— Start INPUT MATERIAL —

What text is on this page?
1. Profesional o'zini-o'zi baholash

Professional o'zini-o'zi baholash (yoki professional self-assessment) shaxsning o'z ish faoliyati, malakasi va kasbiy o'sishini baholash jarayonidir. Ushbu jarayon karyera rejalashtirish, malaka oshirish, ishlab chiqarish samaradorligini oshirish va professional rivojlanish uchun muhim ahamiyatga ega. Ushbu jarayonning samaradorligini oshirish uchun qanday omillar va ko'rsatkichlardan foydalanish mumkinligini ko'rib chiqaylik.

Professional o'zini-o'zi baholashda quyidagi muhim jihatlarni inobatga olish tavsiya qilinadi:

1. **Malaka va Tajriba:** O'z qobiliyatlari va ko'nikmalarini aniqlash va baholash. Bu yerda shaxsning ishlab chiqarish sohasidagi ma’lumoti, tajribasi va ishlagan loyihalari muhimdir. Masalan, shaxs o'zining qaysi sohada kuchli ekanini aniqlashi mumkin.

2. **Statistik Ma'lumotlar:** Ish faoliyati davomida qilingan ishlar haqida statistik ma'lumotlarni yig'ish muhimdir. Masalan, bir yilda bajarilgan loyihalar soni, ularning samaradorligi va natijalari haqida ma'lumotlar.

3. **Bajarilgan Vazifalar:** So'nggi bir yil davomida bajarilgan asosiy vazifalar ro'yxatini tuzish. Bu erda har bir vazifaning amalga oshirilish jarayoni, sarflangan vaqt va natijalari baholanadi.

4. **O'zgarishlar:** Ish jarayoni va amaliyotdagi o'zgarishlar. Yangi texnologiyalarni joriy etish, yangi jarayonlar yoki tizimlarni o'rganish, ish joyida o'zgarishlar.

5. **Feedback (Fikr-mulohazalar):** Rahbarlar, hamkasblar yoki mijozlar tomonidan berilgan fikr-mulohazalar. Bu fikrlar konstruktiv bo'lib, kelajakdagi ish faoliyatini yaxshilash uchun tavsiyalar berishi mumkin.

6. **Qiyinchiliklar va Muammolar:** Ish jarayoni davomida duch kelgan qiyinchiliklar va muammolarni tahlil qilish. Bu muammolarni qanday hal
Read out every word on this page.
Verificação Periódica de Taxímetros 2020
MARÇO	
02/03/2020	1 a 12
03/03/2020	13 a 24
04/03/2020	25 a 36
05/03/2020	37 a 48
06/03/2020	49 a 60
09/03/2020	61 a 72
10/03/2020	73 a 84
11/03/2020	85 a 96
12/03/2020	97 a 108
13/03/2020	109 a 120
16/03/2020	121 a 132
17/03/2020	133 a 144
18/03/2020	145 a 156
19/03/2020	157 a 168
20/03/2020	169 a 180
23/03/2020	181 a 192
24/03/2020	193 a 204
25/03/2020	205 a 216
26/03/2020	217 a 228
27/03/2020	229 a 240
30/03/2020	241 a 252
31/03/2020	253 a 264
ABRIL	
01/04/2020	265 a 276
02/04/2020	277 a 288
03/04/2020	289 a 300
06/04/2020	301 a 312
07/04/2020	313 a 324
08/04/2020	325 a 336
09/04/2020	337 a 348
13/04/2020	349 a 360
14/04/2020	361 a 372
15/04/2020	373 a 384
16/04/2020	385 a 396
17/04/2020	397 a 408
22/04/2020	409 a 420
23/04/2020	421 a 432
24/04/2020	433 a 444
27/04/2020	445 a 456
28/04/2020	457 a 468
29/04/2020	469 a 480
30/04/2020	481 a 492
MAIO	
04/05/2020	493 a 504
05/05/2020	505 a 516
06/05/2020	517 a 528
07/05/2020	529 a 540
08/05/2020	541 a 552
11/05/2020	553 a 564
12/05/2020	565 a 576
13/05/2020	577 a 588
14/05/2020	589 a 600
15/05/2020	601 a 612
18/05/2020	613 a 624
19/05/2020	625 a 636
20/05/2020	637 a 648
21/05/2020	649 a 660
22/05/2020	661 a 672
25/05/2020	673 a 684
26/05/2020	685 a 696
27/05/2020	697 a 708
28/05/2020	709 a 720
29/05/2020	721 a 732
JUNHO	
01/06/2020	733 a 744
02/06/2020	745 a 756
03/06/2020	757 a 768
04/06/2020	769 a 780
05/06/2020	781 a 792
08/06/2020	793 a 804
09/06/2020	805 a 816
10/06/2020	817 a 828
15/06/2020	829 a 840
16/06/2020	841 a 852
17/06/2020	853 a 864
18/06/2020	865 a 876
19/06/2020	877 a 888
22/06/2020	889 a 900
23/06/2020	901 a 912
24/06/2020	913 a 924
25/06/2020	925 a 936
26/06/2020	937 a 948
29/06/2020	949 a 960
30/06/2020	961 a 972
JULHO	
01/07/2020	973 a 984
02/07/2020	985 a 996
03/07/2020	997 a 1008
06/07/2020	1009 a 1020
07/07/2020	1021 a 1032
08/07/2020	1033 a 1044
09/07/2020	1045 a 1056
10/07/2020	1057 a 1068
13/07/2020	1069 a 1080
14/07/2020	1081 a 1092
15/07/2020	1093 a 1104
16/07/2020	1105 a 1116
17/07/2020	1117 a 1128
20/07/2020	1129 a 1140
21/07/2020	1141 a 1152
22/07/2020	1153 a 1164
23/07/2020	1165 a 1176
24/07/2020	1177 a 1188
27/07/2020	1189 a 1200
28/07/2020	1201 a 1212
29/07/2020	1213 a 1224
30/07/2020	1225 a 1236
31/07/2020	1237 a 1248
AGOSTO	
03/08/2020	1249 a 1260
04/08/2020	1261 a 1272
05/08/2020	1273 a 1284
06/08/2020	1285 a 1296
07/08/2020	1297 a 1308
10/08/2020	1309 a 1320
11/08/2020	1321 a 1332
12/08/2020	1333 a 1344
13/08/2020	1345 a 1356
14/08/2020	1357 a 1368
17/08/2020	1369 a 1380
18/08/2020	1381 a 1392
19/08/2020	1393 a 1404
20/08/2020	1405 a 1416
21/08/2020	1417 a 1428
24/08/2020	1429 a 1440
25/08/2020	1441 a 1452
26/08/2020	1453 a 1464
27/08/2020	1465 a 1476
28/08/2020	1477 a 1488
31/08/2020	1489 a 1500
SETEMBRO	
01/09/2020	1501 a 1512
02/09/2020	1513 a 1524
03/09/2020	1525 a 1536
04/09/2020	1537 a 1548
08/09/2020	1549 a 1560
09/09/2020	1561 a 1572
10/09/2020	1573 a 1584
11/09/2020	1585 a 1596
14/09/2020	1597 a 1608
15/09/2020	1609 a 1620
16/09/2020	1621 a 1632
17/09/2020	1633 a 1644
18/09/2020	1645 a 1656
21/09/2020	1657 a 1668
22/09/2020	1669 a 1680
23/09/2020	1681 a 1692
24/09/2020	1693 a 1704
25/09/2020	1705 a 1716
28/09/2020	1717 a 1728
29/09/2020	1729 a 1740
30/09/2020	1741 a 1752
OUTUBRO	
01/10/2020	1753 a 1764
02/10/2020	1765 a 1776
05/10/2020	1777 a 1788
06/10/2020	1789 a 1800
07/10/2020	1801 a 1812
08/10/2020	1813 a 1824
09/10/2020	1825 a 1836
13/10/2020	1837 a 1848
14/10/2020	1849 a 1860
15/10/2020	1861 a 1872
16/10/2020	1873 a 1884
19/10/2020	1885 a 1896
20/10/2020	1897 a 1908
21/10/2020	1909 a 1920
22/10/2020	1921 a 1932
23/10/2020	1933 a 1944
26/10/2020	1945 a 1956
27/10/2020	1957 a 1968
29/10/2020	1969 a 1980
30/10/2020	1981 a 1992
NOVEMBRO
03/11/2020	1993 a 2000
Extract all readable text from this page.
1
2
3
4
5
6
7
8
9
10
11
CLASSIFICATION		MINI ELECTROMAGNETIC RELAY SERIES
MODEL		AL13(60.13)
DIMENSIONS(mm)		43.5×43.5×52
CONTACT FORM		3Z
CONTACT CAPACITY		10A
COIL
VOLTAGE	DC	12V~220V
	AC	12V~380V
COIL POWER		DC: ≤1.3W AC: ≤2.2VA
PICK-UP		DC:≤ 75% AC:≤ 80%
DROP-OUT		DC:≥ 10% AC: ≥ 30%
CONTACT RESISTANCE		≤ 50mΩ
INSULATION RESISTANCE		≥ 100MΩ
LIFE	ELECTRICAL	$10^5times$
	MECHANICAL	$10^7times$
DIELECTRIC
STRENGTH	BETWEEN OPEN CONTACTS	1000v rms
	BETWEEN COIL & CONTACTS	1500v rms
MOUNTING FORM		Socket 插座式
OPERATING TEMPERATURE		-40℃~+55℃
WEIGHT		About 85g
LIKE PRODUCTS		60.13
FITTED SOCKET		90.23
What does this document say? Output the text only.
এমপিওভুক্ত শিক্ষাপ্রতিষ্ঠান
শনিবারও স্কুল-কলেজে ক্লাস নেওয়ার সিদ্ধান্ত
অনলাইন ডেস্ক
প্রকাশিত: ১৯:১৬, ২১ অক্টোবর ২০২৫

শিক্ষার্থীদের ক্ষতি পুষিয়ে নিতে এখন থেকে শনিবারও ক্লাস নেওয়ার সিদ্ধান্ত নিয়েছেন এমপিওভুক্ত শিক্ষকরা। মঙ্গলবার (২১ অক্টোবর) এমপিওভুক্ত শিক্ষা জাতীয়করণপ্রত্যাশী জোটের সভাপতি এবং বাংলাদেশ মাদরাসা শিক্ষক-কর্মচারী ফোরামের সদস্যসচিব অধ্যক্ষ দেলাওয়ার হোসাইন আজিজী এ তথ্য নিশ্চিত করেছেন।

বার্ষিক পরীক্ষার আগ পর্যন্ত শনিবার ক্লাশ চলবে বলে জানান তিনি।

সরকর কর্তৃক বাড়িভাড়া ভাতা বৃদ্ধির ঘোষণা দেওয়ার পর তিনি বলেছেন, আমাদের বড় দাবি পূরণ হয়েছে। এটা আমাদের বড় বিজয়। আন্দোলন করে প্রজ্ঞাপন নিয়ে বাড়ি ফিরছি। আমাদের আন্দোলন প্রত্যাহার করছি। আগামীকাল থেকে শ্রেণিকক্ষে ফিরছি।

— End INPUT MATERIAL —

Select all lines in the listing above where the word "natijalari" appears, and show them.

2. **Statistik Ma'lumotlar:** Ish faoliyati davomida qilingan ishlar haqida statistik ma'lumotlarni yig'ish muhimdir. Masalan, bir yilda bajarilgan loyihalar soni, ularning samaradorligi va natijalari haqida ma'lumotlar.
3. **Bajarilgan Vazifalar:** So'nggi bir yil davomida bajarilgan asosiy vazifalar ro'yxatini tuzish. Bu erda har bir vazifaning amalga oshirilish jarayoni, sarflangan vaqt va natijalari baholanadi.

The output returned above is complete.